### EXERCISE DESCRIPTION
Gather the lines that hold the string "document".

### SUPPLIED DATA
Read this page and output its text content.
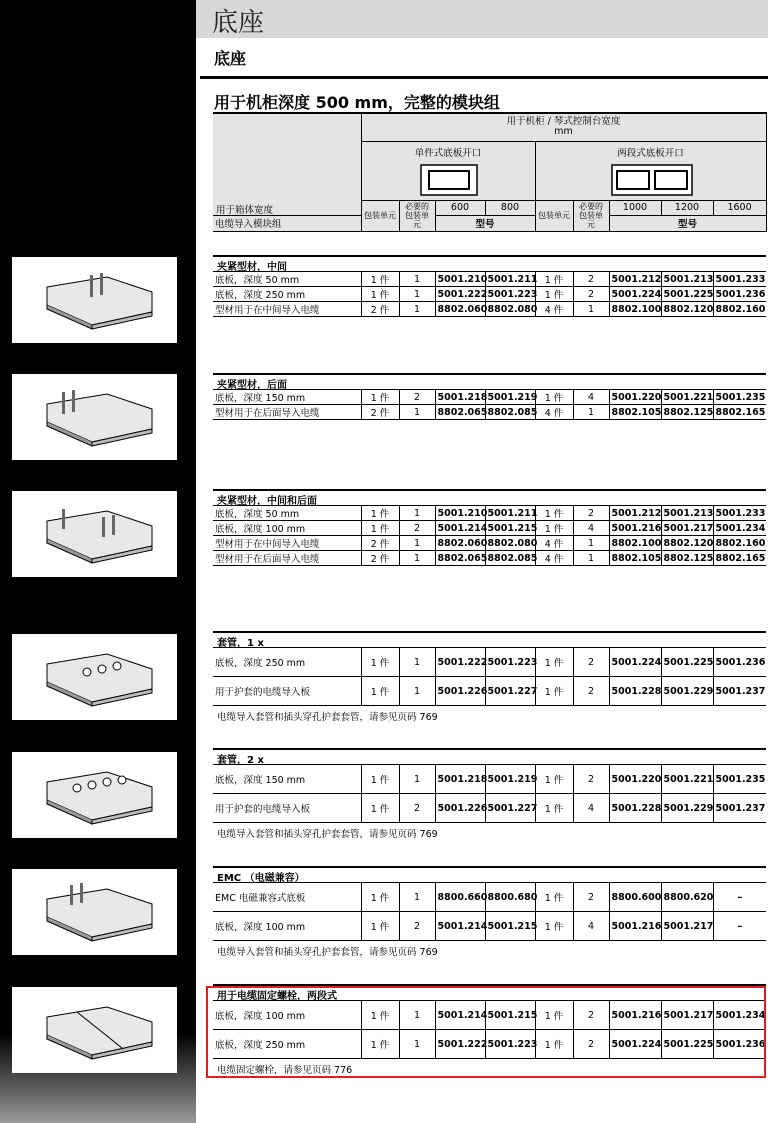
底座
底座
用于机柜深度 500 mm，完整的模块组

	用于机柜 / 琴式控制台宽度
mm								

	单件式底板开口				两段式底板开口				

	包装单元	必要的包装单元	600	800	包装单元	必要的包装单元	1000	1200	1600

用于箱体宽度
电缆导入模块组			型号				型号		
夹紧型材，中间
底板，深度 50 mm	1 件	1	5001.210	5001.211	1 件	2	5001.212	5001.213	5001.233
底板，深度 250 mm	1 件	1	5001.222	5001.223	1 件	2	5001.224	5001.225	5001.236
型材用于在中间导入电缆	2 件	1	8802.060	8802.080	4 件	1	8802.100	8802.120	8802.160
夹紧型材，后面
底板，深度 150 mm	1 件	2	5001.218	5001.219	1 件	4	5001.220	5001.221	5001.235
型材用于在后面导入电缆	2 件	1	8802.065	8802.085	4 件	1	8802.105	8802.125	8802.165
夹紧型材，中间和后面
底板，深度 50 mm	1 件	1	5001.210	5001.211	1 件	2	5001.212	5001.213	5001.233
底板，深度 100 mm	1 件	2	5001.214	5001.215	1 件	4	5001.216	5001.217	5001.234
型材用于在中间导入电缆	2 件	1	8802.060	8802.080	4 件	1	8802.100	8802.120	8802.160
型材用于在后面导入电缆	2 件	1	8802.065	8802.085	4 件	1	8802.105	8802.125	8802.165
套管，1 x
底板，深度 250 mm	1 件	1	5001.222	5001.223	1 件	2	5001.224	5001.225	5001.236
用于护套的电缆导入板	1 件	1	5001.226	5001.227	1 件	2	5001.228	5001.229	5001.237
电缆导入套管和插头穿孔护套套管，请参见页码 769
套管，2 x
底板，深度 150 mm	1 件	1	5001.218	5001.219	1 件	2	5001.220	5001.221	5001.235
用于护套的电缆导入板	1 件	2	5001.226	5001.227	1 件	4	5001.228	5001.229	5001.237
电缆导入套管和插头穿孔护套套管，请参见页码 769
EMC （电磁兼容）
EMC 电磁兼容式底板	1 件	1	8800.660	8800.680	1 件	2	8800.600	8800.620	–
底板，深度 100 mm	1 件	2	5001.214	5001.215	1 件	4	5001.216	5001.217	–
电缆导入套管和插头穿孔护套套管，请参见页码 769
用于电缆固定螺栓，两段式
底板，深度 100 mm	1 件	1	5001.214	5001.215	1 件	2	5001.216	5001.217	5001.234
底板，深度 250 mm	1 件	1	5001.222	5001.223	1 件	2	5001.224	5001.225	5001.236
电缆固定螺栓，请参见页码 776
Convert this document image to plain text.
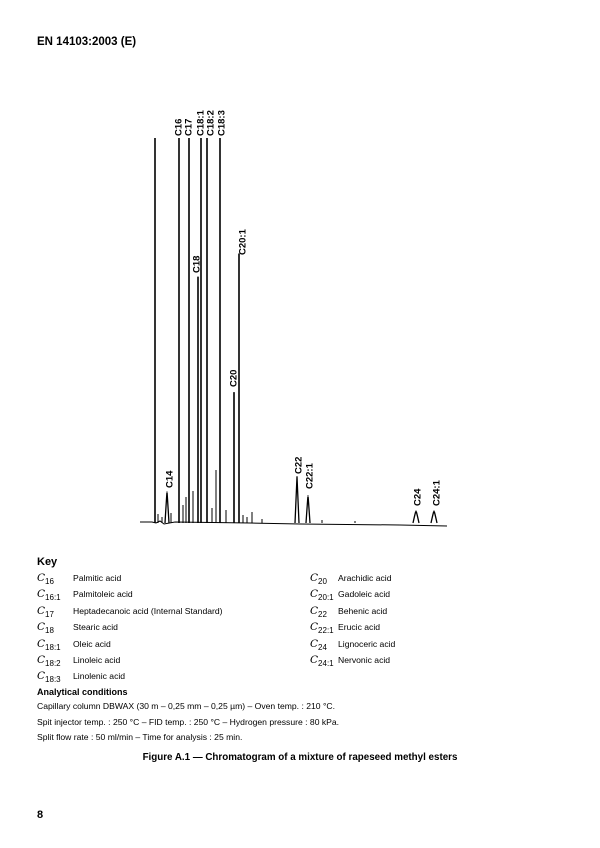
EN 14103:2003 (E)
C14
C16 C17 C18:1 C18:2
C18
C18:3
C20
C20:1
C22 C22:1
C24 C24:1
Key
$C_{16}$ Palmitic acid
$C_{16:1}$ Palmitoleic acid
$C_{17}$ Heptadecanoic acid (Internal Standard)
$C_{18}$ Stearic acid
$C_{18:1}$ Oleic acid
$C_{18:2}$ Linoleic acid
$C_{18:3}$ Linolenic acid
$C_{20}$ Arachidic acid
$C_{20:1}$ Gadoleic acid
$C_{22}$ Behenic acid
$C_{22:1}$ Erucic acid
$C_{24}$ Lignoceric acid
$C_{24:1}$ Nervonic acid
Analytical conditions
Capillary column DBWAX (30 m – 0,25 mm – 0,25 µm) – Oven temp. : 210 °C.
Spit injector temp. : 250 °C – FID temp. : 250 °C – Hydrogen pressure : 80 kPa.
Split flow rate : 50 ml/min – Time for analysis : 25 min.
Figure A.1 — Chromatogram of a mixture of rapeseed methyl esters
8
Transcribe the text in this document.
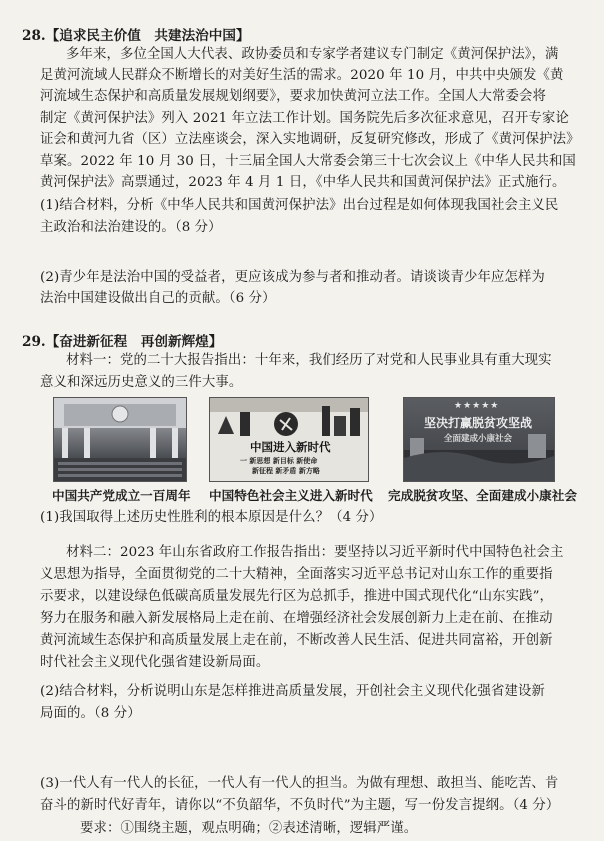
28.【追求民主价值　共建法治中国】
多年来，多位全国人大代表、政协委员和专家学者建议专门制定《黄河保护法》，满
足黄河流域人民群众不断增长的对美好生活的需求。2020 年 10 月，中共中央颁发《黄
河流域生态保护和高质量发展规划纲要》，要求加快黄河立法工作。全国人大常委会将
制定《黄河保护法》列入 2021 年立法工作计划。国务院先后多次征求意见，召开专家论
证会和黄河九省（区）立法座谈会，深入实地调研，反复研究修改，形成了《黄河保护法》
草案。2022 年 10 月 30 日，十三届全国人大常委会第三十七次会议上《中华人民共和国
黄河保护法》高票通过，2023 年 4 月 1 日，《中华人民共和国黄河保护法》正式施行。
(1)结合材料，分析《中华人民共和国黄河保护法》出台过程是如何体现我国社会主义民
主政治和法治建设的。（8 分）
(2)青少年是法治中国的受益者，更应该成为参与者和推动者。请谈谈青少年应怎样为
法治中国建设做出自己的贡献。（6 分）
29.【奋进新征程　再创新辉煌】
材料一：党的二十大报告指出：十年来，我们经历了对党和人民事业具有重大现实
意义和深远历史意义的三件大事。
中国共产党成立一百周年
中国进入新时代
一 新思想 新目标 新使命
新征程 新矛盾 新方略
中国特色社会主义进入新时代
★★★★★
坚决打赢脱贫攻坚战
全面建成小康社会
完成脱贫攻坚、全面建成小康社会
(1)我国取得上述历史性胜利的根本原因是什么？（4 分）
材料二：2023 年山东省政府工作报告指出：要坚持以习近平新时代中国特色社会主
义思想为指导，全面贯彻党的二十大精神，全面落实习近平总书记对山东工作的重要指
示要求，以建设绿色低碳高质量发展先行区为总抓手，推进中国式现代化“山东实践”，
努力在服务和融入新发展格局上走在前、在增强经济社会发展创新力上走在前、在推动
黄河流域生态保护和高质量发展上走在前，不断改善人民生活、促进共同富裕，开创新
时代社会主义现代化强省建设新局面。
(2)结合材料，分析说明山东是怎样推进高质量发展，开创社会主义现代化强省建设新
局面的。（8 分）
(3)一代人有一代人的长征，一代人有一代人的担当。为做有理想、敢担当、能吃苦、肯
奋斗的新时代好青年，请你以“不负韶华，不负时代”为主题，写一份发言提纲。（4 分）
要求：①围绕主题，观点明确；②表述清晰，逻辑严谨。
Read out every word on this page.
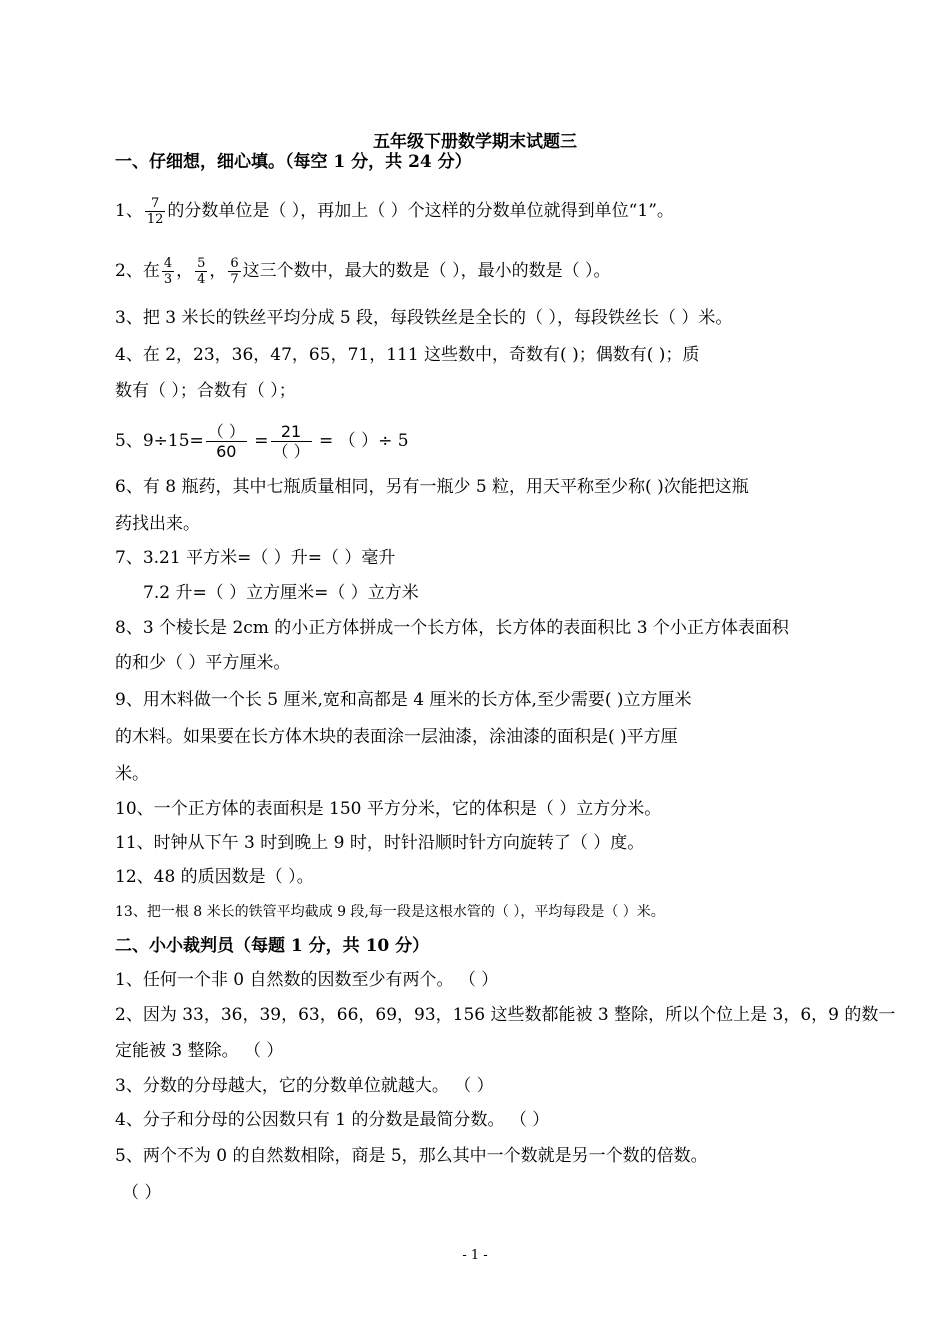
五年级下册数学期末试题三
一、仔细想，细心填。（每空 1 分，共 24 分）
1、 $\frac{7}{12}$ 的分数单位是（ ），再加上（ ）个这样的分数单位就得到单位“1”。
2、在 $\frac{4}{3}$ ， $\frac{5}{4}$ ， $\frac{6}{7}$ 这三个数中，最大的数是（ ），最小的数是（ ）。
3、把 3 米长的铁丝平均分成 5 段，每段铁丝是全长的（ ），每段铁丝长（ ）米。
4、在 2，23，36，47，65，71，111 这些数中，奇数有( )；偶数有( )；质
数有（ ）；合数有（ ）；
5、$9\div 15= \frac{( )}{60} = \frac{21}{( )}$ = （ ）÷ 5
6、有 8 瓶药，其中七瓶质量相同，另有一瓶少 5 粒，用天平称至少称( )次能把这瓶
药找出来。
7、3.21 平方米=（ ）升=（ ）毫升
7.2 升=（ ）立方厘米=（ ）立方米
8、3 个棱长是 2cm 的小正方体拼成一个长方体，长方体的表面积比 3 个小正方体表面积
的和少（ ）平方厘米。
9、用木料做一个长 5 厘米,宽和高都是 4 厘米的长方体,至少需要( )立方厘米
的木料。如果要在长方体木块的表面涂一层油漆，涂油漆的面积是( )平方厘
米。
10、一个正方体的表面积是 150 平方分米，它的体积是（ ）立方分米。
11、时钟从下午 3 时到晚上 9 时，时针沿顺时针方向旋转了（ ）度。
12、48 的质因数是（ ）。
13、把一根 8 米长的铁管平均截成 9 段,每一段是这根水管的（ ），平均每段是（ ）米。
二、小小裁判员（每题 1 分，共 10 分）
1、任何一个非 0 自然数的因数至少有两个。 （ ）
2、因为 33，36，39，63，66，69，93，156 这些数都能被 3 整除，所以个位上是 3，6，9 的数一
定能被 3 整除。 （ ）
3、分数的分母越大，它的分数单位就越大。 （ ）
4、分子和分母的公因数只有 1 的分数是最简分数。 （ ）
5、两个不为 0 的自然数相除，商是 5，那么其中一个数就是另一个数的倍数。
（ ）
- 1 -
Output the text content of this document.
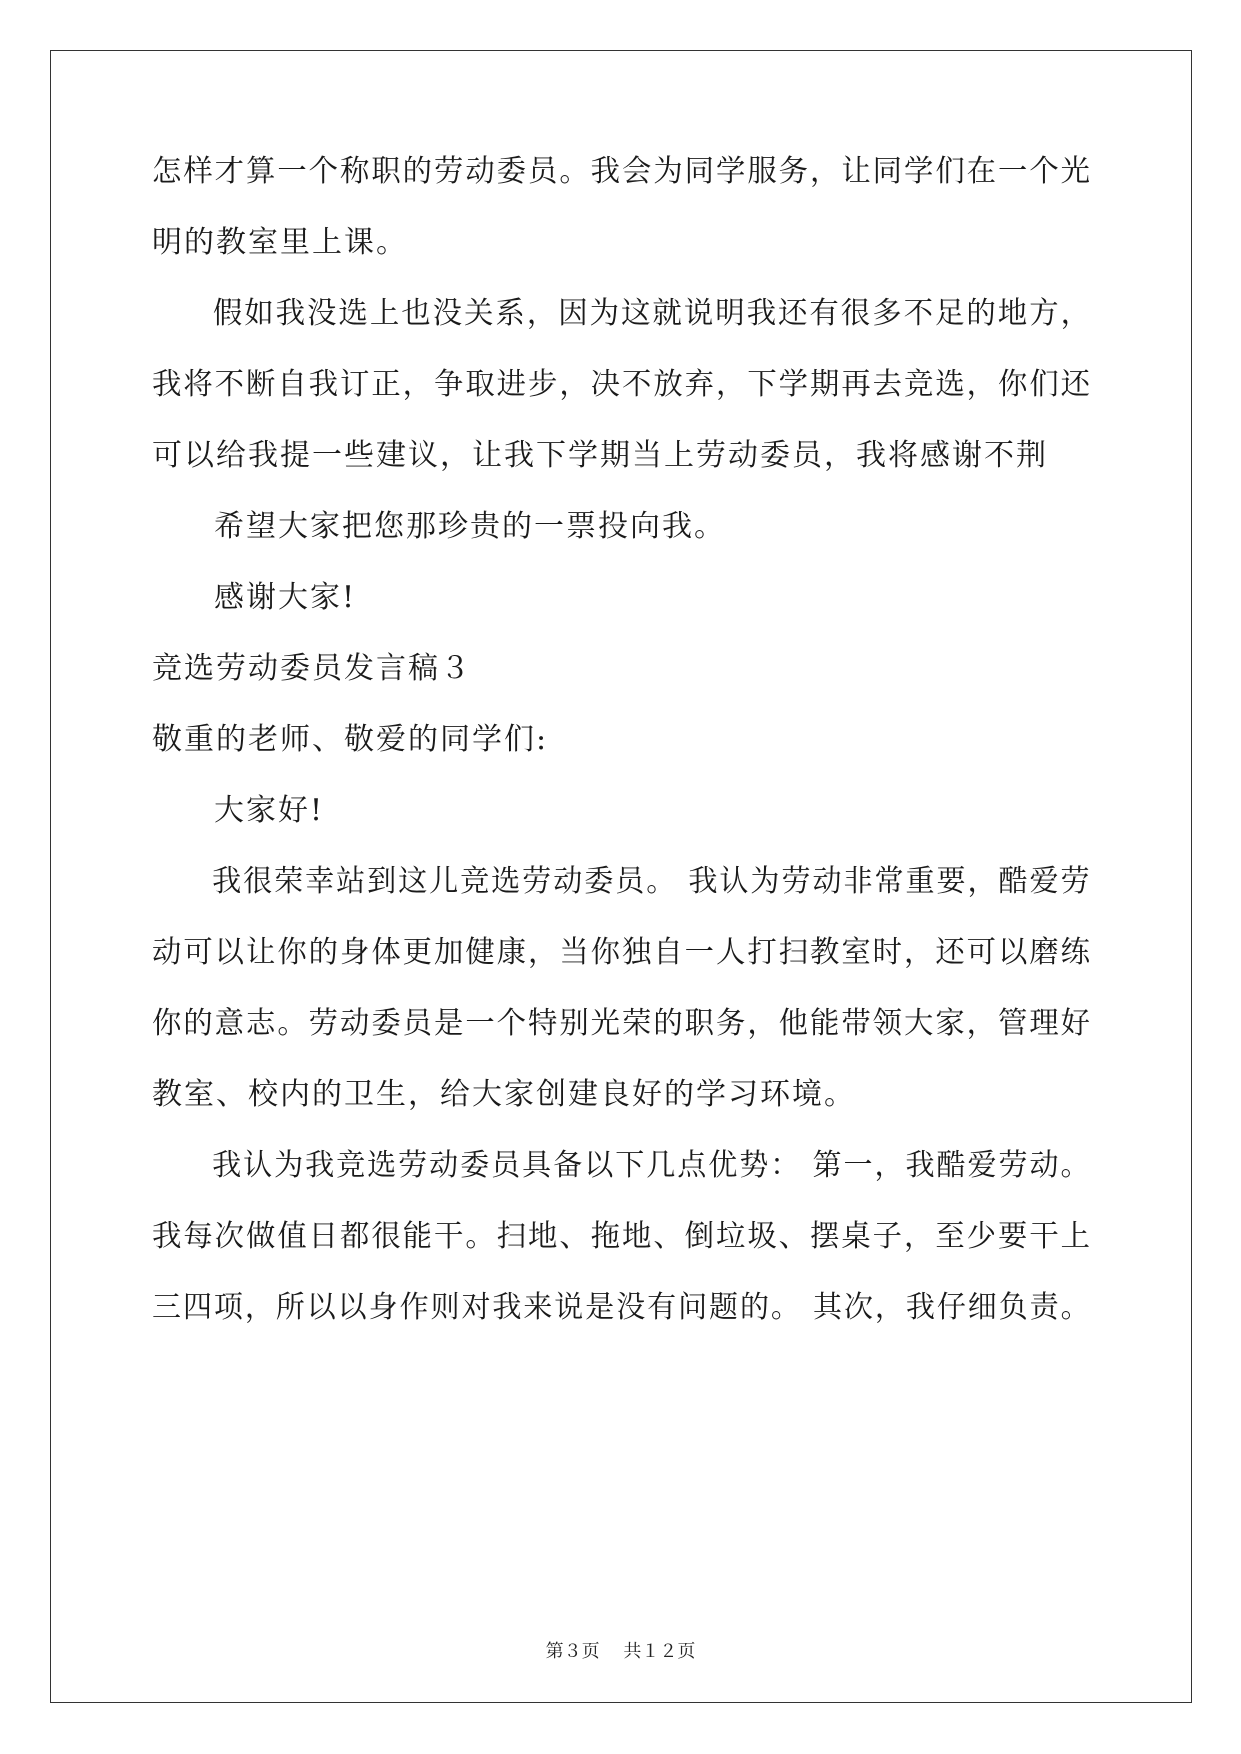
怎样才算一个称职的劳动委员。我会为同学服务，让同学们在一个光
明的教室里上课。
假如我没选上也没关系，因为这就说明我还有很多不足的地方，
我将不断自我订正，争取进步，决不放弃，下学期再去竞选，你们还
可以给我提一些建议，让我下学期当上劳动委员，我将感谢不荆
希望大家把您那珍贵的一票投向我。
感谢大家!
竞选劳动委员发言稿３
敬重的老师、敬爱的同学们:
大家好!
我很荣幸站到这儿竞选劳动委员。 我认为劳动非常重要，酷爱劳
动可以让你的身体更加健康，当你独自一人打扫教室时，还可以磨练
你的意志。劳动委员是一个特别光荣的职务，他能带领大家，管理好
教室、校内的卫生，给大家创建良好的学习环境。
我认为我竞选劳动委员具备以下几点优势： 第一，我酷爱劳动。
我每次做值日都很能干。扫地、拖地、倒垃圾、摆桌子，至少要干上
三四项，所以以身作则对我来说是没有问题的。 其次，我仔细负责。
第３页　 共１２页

### TASK ANSWER
Convert this document image to plain text.
Transcribe the text in this document.
Output the text content of this document.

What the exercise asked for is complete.